▶ WRITTEN INSTRUCTION:
What is the number of lines holding the word "more"? Write that number and nothing else.

▶ RECORDED DATA:
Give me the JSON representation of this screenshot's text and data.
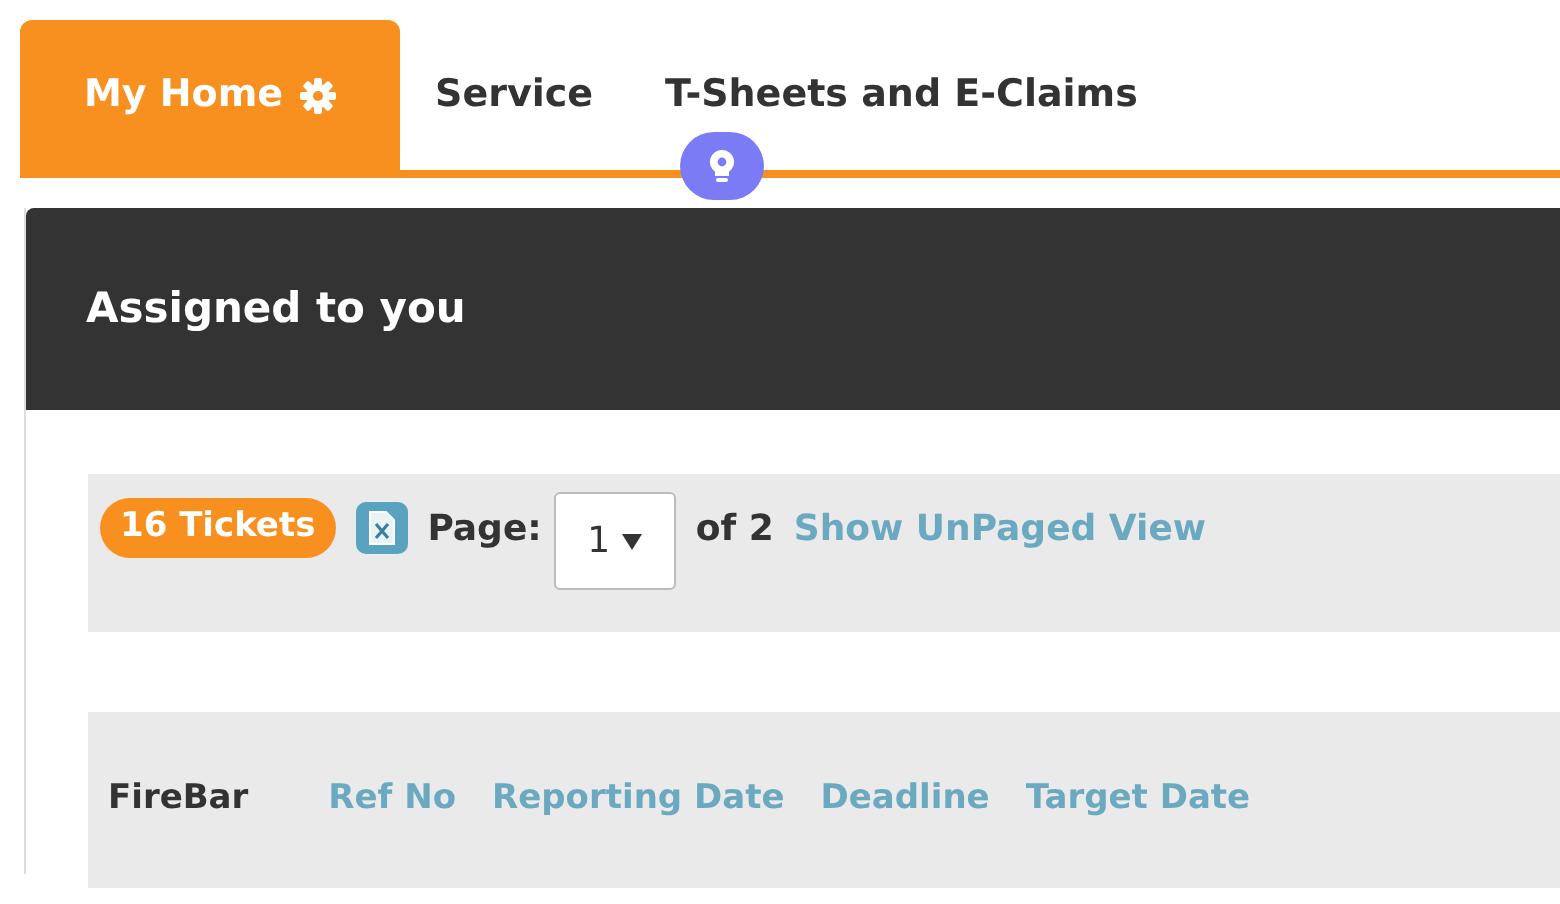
{
  "tabs": [
    {
      "label": "My Home",
      "selected": true,
      "has_settings": true
    },
    {
      "label": "Service",
      "selected": false,
      "has_settings": false
    },
    {
      "label": "T-Sheets and E-Claims",
      "selected": false,
      "has_settings": false
    }
  ],
  "panel": {
    "title": "Assigned to you"
  },
  "toolbar": {
    "ticket_count": "16 Tickets",
    "page_label": "Page:",
    "page_value": "1",
    "page_total": "of 2",
    "unpaged_link": "Show UnPaged View"
  },
  "table": {
    "columns": [
      {
        "label": "FireBar",
        "sortable": false
      },
      {
        "label": "Ref No",
        "sortable": true
      },
      {
        "label": "Reporting Date",
        "sortable": true
      },
      {
        "label": "Deadline",
        "sortable": true
      },
      {
        "label": "Target Date",
        "sortable": true
      }
    ]
  }
}
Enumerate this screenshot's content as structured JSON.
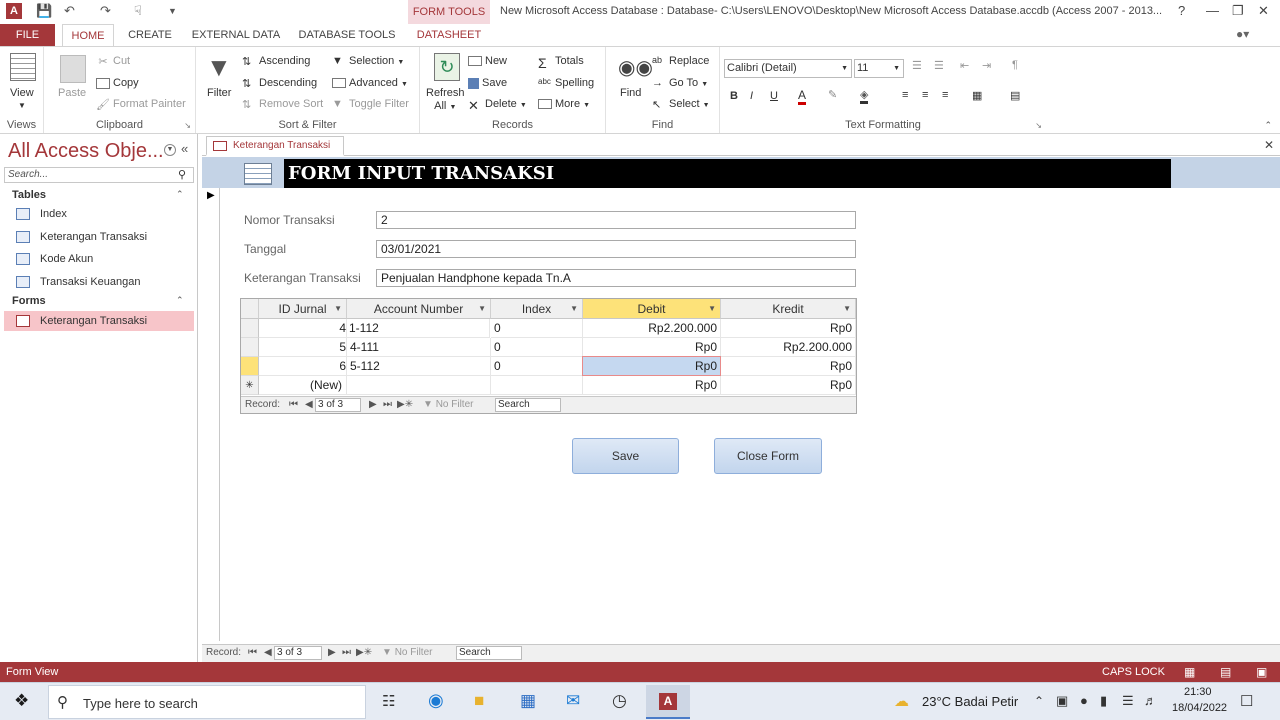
{
  "titlebar": {
    "context_group": "FORM TOOLS",
    "title": "New Microsoft Access Database : Database- C:\\Users\\LENOVO\\Desktop\\New Microsoft Access Database.accdb (Access 2007 - 2013...",
    "help": "?"
  },
  "tabs": [
    "FILE",
    "HOME",
    "CREATE",
    "EXTERNAL DATA",
    "DATABASE TOOLS",
    "DATASHEET"
  ],
  "ribbon": {
    "views": {
      "label": "Views",
      "view": "View"
    },
    "clipboard": {
      "label": "Clipboard",
      "paste": "Paste",
      "cut": "Cut",
      "copy": "Copy",
      "format_painter": "Format Painter"
    },
    "sort_filter": {
      "label": "Sort & Filter",
      "filter": "Filter",
      "ascending": "Ascending",
      "descending": "Descending",
      "remove_sort": "Remove Sort",
      "selection": "Selection",
      "advanced": "Advanced",
      "toggle_filter": "Toggle Filter"
    },
    "records": {
      "label": "Records",
      "refresh": "Refresh",
      "refresh_all": "All",
      "new": "New",
      "save": "Save",
      "delete": "Delete",
      "totals": "Totals",
      "spelling": "Spelling",
      "more": "More"
    },
    "find": {
      "label": "Find",
      "find": "Find",
      "replace": "Replace",
      "goto": "Go To",
      "select": "Select"
    },
    "text_formatting": {
      "label": "Text Formatting",
      "font": "Calibri (Detail)",
      "size": "11",
      "bold": "B",
      "italic": "I",
      "underline": "U"
    }
  },
  "nav_pane": {
    "title": "All Access Obje...",
    "search_placeholder": "Search...",
    "sections": [
      {
        "name": "Tables",
        "items": [
          "Index",
          "Keterangan Transaksi",
          "Kode Akun",
          "Transaksi Keuangan"
        ]
      },
      {
        "name": "Forms",
        "items": [
          "Keterangan Transaksi"
        ]
      }
    ]
  },
  "document_tab": "Keterangan Transaksi",
  "form": {
    "title": "FORM INPUT TRANSAKSI",
    "fields": [
      {
        "label": "Nomor Transaksi",
        "value": "2"
      },
      {
        "label": "Tanggal",
        "value": "03/01/2021"
      },
      {
        "label": "Keterangan Transaksi",
        "value": "Penjualan Handphone kepada Tn.A"
      }
    ],
    "subgrid": {
      "columns": [
        "ID Jurnal",
        "Account Number",
        "Index",
        "Debit",
        "Kredit"
      ],
      "rows": [
        {
          "id": "4",
          "account": "1-112",
          "index": "0",
          "debit": "Rp2.200.000",
          "kredit": "Rp0"
        },
        {
          "id": "5",
          "account": "4-111",
          "index": "0",
          "debit": "Rp0",
          "kredit": "Rp2.200.000"
        },
        {
          "id": "6",
          "account": "5-112",
          "index": "0",
          "debit": "Rp0",
          "kredit": "Rp0"
        }
      ],
      "new_row": {
        "id": "(New)",
        "debit": "Rp0",
        "kredit": "Rp0"
      },
      "nav": {
        "record_label": "Record:",
        "position": "3 of 3",
        "no_filter": "No Filter",
        "search": "Search"
      }
    },
    "buttons": {
      "save": "Save",
      "close": "Close Form"
    }
  },
  "main_nav": {
    "record_label": "Record:",
    "position": "3 of 3",
    "no_filter": "No Filter",
    "search": "Search"
  },
  "statusbar": {
    "left": "Form View",
    "caps": "CAPS LOCK"
  },
  "taskbar": {
    "search_placeholder": "Type here to search",
    "weather": "23°C  Badai Petir",
    "time": "21:30",
    "date": "18/04/2022"
  }
}
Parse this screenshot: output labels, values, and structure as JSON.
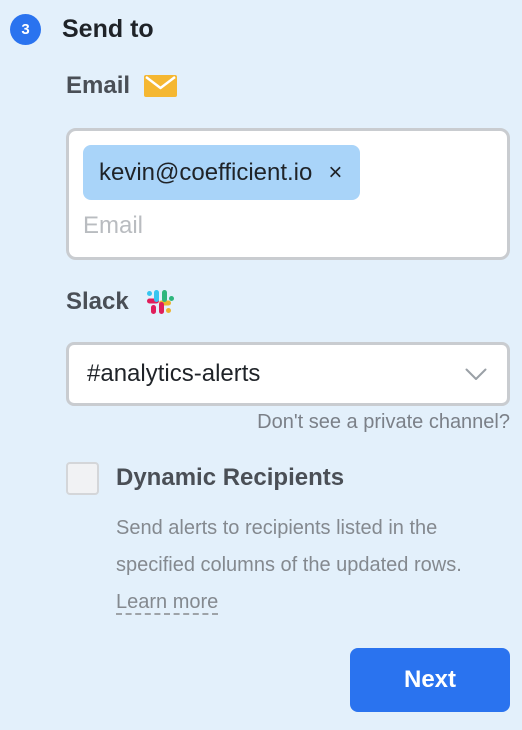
{
  "step": {
    "number": "3",
    "title": "Send to"
  },
  "email": {
    "label": "Email",
    "icon": "envelope-icon",
    "chips": [
      {
        "value": "kevin@coefficient.io",
        "remove_glyph": "×"
      }
    ],
    "input": {
      "value": "",
      "placeholder": "Email"
    }
  },
  "slack": {
    "label": "Slack",
    "icon": "slack-logo-icon",
    "selected_channel": "#analytics-alerts",
    "private_channel_link": "Don't see a private channel?"
  },
  "dynamic_recipients": {
    "checked": false,
    "label": "Dynamic Recipients",
    "description": "Send alerts to recipients listed in the specified columns of the updated rows.",
    "learn_more": "Learn more"
  },
  "next_button": {
    "label": "Next"
  },
  "colors": {
    "background": "#e3f0fb",
    "accent": "#2a73ef",
    "chip": "#a9d4f9",
    "envelope": "#f5b731"
  }
}
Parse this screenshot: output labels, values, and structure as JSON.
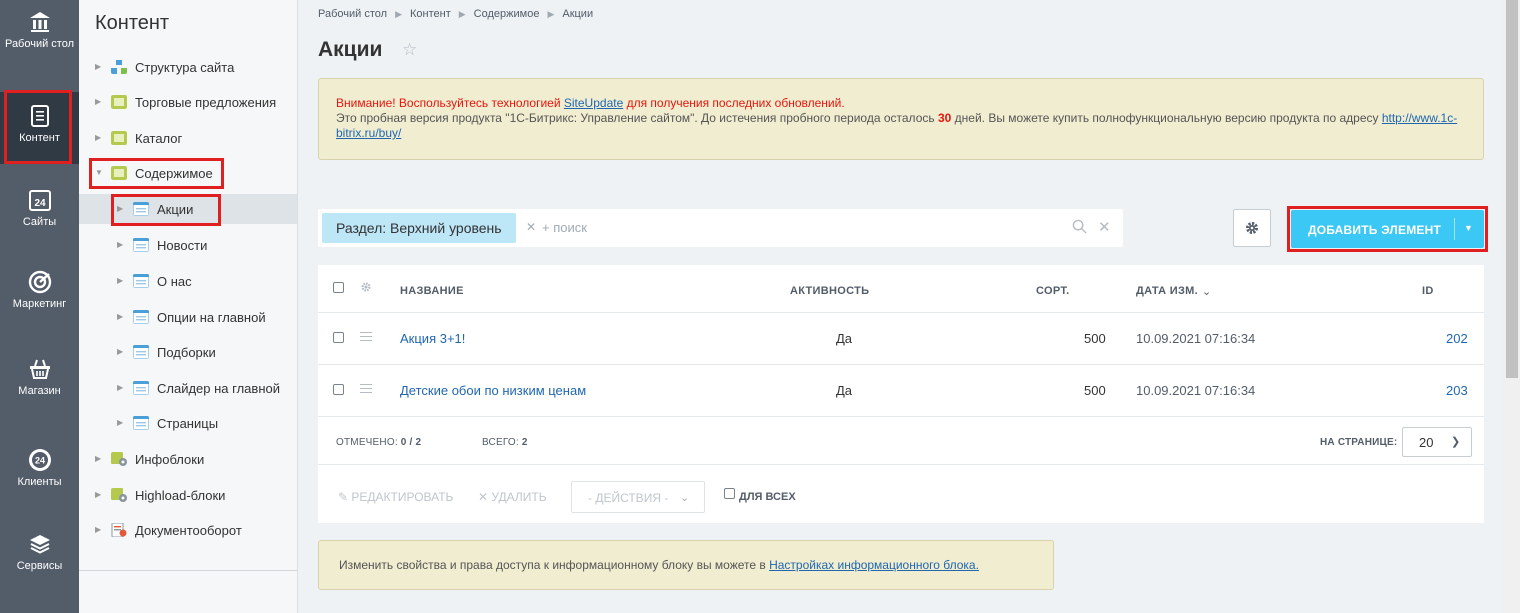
{
  "leftnav": {
    "items": [
      {
        "label": "Рабочий стол",
        "icon": "home-icon"
      },
      {
        "label": "Контент",
        "icon": "document-icon"
      },
      {
        "label": "Сайты",
        "icon": "calendar-24-icon"
      },
      {
        "label": "Маркетинг",
        "icon": "target-icon"
      },
      {
        "label": "Магазин",
        "icon": "basket-icon"
      },
      {
        "label": "Клиенты",
        "icon": "clients-24-icon"
      },
      {
        "label": "Сервисы",
        "icon": "layers-icon"
      }
    ]
  },
  "submenu": {
    "title": "Контент",
    "items": [
      {
        "label": "Структура сайта"
      },
      {
        "label": "Торговые предложения"
      },
      {
        "label": "Каталог"
      },
      {
        "label": "Содержимое"
      },
      {
        "label": "Акции"
      },
      {
        "label": "Новости"
      },
      {
        "label": "О нас"
      },
      {
        "label": "Опции на главной"
      },
      {
        "label": "Подборки"
      },
      {
        "label": "Слайдер на главной"
      },
      {
        "label": "Страницы"
      },
      {
        "label": "Инфоблоки"
      },
      {
        "label": "Highload-блоки"
      },
      {
        "label": "Документооборот"
      }
    ]
  },
  "breadcrumb": [
    "Рабочий стол",
    "Контент",
    "Содержимое",
    "Акции"
  ],
  "page": {
    "title": "Акции"
  },
  "notice": {
    "warn_prefix": "Внимание! Воспользуйтесь технологией ",
    "siteupdate_link": "SiteUpdate",
    "warn_suffix": " для получения последних обновлений.",
    "trial_text": "Это пробная версия продукта \"1С-Битрикс: Управление сайтом\". До истечения пробного периода осталось ",
    "days": "30",
    "trial_suffix": " дней. Вы можете купить полнофункциональную версию продукта по адресу ",
    "buy_link": "http://www.1c-bitrix.ru/buy/"
  },
  "filter": {
    "tag": "Раздел: Верхний уровень",
    "search_placeholder": "+ поиск"
  },
  "toolbar": {
    "add_label": "ДОБАВИТЬ ЭЛЕМЕНТ"
  },
  "grid": {
    "columns": {
      "name": "НАЗВАНИЕ",
      "active": "АКТИВНОСТЬ",
      "sort": "СОРТ.",
      "date": "ДАТА ИЗМ.",
      "id": "ID"
    },
    "rows": [
      {
        "name": "Акция 3+1!",
        "active": "Да",
        "sort": "500",
        "date": "10.09.2021 07:16:34",
        "id": "202"
      },
      {
        "name": "Детские обои по низким ценам",
        "active": "Да",
        "sort": "500",
        "date": "10.09.2021 07:16:34",
        "id": "203"
      }
    ],
    "footer": {
      "selected_label": "ОТМЕЧЕНО:",
      "selected_value": "0 / 2",
      "total_label": "ВСЕГО:",
      "total_value": "2",
      "perpage_label": "НА СТРАНИЦЕ:",
      "perpage_value": "20"
    },
    "actions": {
      "edit": "РЕДАКТИРОВАТЬ",
      "delete": "УДАЛИТЬ",
      "select": "- ДЕЙСТВИЯ -",
      "forall": "ДЛЯ ВСЕХ"
    }
  },
  "bottom_note": {
    "text": "Изменить свойства и права доступа к информационному блоку вы можете в ",
    "link": "Настройках информационного блока."
  },
  "colors": {
    "accent": "#3bc8f5",
    "nav_bg": "#535c69",
    "highlight": "#e02020"
  }
}
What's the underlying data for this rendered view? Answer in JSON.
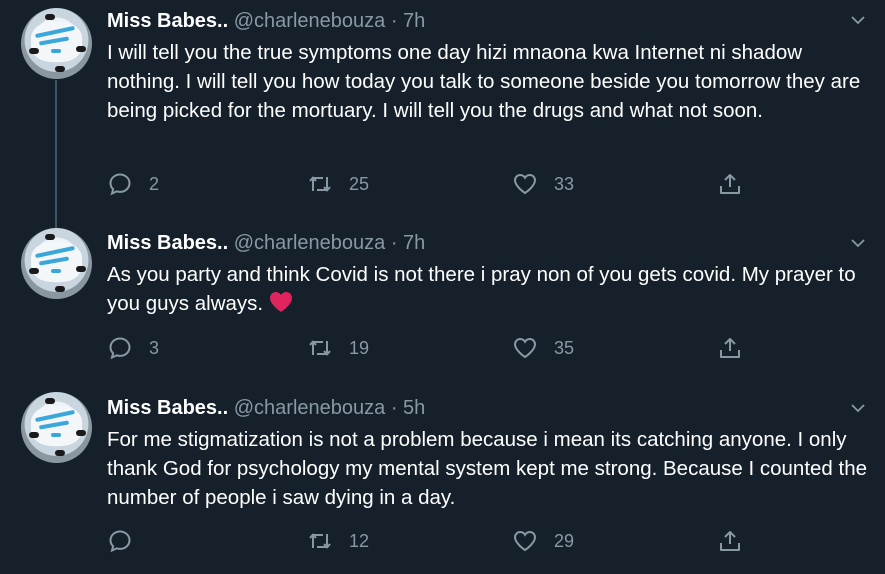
{
  "tweets": [
    {
      "name": "Miss Babes..",
      "handle": "@charlenebouza",
      "separator": "·",
      "time": "7h",
      "text": "I will tell you the true symptoms one day hizi mnaona kwa Internet ni shadow nothing. I will tell you how today you talk to someone beside you tomorrow they are being picked for the mortuary. I will tell you the drugs and what not soon.",
      "replies": "2",
      "retweets": "25",
      "likes": "33"
    },
    {
      "name": "Miss Babes..",
      "handle": "@charlenebouza",
      "separator": "·",
      "time": "7h",
      "text": "As you party and think Covid is not there i pray non of you gets covid. My prayer to you guys always.",
      "emoji": "red-heart",
      "replies": "3",
      "retweets": "19",
      "likes": "35"
    },
    {
      "name": "Miss Babes..",
      "handle": "@charlenebouza",
      "separator": "·",
      "time": "5h",
      "text": "For me stigmatization is not a problem because i mean its catching anyone. I only thank God for psychology my mental system kept me strong. Because I counted the number of people i saw dying in a day.",
      "replies": "",
      "retweets": "12",
      "likes": "29"
    }
  ],
  "colors": {
    "background": "#15202b",
    "text": "#ffffff",
    "muted": "#8899a6",
    "thread_line": "#3d5466",
    "heart": "#e0245e"
  }
}
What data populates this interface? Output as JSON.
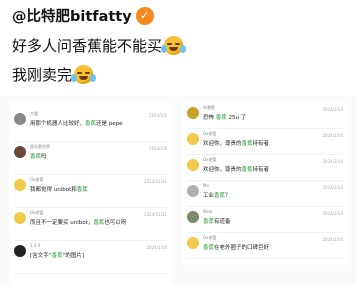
{
  "post": {
    "author": "@比特肥bitfatty",
    "lines": [
      "好多人问香蕉能不能买",
      "我刚卖完"
    ]
  },
  "colors": {
    "verified": "#f58a1f",
    "highlight": "#2a9d3a"
  },
  "icons": {
    "verified": "verified-badge-icon",
    "emoji": "crying-laughing-emoji-icon"
  },
  "left_comments": [
    {
      "user": "大猫",
      "pre": "用那个机器人比较好，",
      "hl": "香蕉",
      "post": "还是 pepe",
      "date": "2024/2/6"
    },
    {
      "user": "超年薪世界",
      "pre": "",
      "hl": "香蕉",
      "post": "吗",
      "date": "2024/2/6"
    },
    {
      "user": "Ox老管",
      "pre": "我都觉得 unibot和",
      "hl": "香蕉",
      "post": "",
      "date": "2024/01/31"
    },
    {
      "user": "Ox老管",
      "pre": "而且不一定要买 unibot，",
      "hl": "香蕉",
      "post": "也可以呀",
      "date": "2024/01/31"
    },
    {
      "user": "1.3.0",
      "pre": "[含文字“",
      "hl": "香蕉",
      "post": "”的图片]",
      "date": "2024/1/10"
    }
  ],
  "right_comments": [
    {
      "user": "布壹肥",
      "pre": "恐怖 ",
      "hl": "香蕉",
      "post": " 25u 了",
      "date": "2024/2/14"
    },
    {
      "user": "Ox老管",
      "pre": "欢迎你。尊贵的",
      "hl": "香蕉",
      "post": "持有者",
      "date": "2024/2/14"
    },
    {
      "user": "Ox老管",
      "pre": "欢迎你。尊贵的",
      "hl": "香蕉",
      "post": "持有者",
      "date": "2024/2/14"
    },
    {
      "user": "Mo",
      "pre": "工业",
      "hl": "香蕉",
      "post": "？",
      "date": "2024/2/14"
    },
    {
      "user": "Near",
      "pre": "",
      "hl": "香蕉",
      "post": "有道备",
      "date": "2024/2/14"
    },
    {
      "user": "Ox老管",
      "pre": "",
      "hl": "香蕉",
      "post": "在老外圈子的口碑巨好",
      "date": "2024/2/14"
    }
  ]
}
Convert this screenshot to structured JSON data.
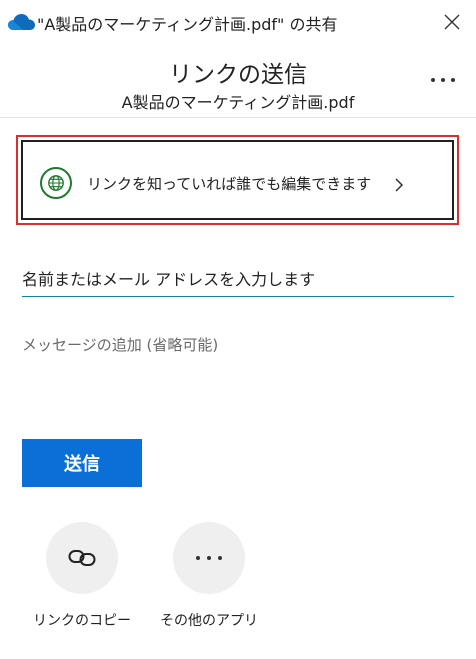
{
  "titlebar": {
    "app_icon": "onedrive-cloud-icon",
    "title": "\"A製品のマーケティング計画.pdf\" の共有",
    "close_icon": "close-icon"
  },
  "header": {
    "title": "リンクの送信",
    "subtitle": "A製品のマーケティング計画.pdf",
    "more_icon": "more-options-icon"
  },
  "link_settings": {
    "icon": "globe-icon",
    "label": "リンクを知っていれば誰でも編集できます",
    "chevron_icon": "chevron-right-icon",
    "icon_color": "#1f7a2e",
    "highlight_color": "#d92f2f"
  },
  "recipient": {
    "placeholder": "名前またはメール アドレスを入力します"
  },
  "message": {
    "placeholder": "メッセージの追加 (省略可能)"
  },
  "send_button": {
    "label": "送信",
    "color": "#0a6fd6"
  },
  "actions": [
    {
      "icon": "link-icon",
      "label": "リンクのコピー"
    },
    {
      "icon": "more-horizontal-icon",
      "label": "その他のアプリ"
    }
  ]
}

▶ RESULT OF THE EXERCISE:
4